__PASSAGE SHOWN__:

Hi all, Recently I am considering doing part of my job using Haskell. My duty is writing a network server which talks to another server through a binary based private protocol. As the old version of this component is written in C, it's very natural that this protocol is base on C structure definitions, which are, unfortunately, very complicated. And the worse is that every field in every structure must be converted to Network Endian. As I am a newbie to Haskell, I am not sure how to handle this problem with less work. Do you have any ideas about this problem? Thanks in advance! -- There is No CODE That is More Flexible Than NO Code!

On 8/18/07, Peter Cai
As the old version of this component is written in C, it's very natural that this protocol is base on C structure definitions, which are, unfortunately, very complicated. And the worse is that every field in every structure must be converted to Network Endian.
You could certainly try Data.Binary[1] for this. It has a nice Get monad with methods such as getWord32be which sounds like it might be what you want. One caveat is that it's fully lazy - you get the result immediately and parse errors can only be caught as exceptions when you actually come to using the result. This is perfect for very large messages, but might be slightly wrong for you. [1] http://hackage.haskell.org/cgi-bin/hackage-scripts/package/binary-0.3 -- Adam Langley agl@imperialviolet.org http://www.imperialviolet.org 650-283-9641

Adam Langley mused:
On 8/18/07, Peter Cai
wrote: As the old version of this component is written in C, it's very natural that this protocol is base on C structure definitions, which are, unfortunately, very complicated. And the worse is that every field in every structure must be converted to Network Endian.
You could certainly try Data.Binary[1] for this. It has a nice Get monad with methods such as getWord32be which sounds like it might be what you want. One caveat is that it's fully lazy - you get the result immediately and parse errors can only be caught as exceptions when you actually come to using the result. This is perfect for very large messages, but might be slightly wrong for you.
Also, one thing to watch out for is the fact the existing Get and Put instances may not do anything like what you expect. For example, for some reason I expected that the instances of Get and Put for Float and Double would send across the wire Floats and Doubles in IEEE floating point standard. How wrong I was... But in general yes, Data.Binary is pretty useful for doing network protocols. Matthew

On 8/18/07, Matthew Sackman
Also, one thing to watch out for is the fact the existing Get and Put instances may not do anything like what you expect. For example, for some reason I expected that the instances of Get and Put for Float and Double would send across the wire Floats and Doubles in IEEE floating point standard. How wrong I was...

__WORK TO DO__:
Reproduce, word for word, everything in the Haskell thread above from "Hi all, Recently" down to "Than NO Code!".

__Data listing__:

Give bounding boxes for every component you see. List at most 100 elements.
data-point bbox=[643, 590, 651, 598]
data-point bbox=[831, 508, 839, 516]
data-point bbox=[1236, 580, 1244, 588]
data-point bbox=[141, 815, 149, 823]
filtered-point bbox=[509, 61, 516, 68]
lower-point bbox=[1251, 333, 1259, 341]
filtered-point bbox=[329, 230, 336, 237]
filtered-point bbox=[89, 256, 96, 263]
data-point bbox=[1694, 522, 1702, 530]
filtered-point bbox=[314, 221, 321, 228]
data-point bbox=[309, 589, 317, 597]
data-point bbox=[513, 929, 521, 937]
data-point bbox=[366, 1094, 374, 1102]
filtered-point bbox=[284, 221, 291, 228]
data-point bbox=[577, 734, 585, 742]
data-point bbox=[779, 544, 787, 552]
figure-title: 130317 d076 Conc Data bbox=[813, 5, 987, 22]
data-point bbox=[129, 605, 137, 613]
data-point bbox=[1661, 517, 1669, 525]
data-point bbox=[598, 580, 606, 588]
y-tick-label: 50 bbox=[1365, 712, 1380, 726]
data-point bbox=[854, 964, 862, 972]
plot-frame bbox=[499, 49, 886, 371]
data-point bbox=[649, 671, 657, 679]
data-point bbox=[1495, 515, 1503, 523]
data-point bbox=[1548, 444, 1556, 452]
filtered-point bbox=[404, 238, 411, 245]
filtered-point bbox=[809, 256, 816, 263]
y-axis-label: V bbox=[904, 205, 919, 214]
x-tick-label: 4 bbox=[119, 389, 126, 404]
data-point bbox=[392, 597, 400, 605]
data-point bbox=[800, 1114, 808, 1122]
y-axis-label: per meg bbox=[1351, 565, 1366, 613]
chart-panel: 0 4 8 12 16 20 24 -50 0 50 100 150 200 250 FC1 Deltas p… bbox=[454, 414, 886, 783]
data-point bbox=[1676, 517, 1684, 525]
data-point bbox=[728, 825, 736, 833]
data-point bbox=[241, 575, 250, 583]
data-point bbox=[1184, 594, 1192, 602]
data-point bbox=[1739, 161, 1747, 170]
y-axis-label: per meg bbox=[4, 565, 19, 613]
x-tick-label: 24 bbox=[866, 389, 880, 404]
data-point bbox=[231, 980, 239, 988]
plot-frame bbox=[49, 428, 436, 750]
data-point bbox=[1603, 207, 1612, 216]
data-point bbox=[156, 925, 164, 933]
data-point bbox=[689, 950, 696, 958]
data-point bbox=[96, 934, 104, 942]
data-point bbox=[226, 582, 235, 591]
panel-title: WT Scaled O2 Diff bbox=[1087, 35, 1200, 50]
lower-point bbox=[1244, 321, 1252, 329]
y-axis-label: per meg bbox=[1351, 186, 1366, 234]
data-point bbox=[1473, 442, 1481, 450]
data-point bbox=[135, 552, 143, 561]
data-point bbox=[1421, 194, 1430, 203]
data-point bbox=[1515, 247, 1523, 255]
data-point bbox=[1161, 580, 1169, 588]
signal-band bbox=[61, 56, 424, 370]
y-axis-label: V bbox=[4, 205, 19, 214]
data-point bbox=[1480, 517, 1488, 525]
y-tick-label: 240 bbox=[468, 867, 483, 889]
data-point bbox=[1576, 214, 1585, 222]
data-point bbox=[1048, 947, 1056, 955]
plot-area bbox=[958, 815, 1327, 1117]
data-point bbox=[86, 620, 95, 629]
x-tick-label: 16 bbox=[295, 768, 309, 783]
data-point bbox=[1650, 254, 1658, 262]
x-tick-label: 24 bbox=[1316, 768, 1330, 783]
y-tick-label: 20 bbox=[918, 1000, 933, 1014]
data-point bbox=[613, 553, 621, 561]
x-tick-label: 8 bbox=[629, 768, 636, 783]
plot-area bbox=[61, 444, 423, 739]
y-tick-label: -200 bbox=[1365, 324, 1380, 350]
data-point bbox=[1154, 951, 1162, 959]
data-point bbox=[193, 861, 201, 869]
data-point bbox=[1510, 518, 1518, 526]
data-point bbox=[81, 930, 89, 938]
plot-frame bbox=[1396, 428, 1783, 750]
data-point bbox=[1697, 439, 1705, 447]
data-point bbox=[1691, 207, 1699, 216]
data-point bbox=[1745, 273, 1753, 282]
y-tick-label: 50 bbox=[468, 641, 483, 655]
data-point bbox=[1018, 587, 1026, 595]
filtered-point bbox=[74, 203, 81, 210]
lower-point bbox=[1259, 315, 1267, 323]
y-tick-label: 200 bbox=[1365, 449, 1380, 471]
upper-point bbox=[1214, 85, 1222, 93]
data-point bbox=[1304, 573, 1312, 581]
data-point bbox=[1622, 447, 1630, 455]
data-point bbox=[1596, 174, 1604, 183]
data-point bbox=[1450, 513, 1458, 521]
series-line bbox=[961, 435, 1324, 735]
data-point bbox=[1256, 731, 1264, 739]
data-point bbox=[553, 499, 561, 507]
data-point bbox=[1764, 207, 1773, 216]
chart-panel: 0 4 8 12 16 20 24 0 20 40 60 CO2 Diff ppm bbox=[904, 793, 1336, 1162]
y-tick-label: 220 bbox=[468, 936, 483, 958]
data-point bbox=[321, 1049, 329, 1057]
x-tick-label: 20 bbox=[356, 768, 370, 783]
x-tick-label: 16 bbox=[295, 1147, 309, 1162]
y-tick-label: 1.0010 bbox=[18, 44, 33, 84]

__WRITTEN RESPONSE__:
Hi all, Recently I am considering doing part of my job using Haskell. My duty is writing a network server which talks to another server through a binary based private protocol. As the old version of this component is written in C, it's very natural that this protocol is base on C structure definitions, which are, unfortunately, very complicated. And the worse is that every field in every structure must be converted to Network Endian. As I am a newbie to Haskell, I am not sure how to handle this problem with less work. Do you have any ideas about this problem? Thanks in advance! -- There is No CODE That is More Flexible Than NO Code!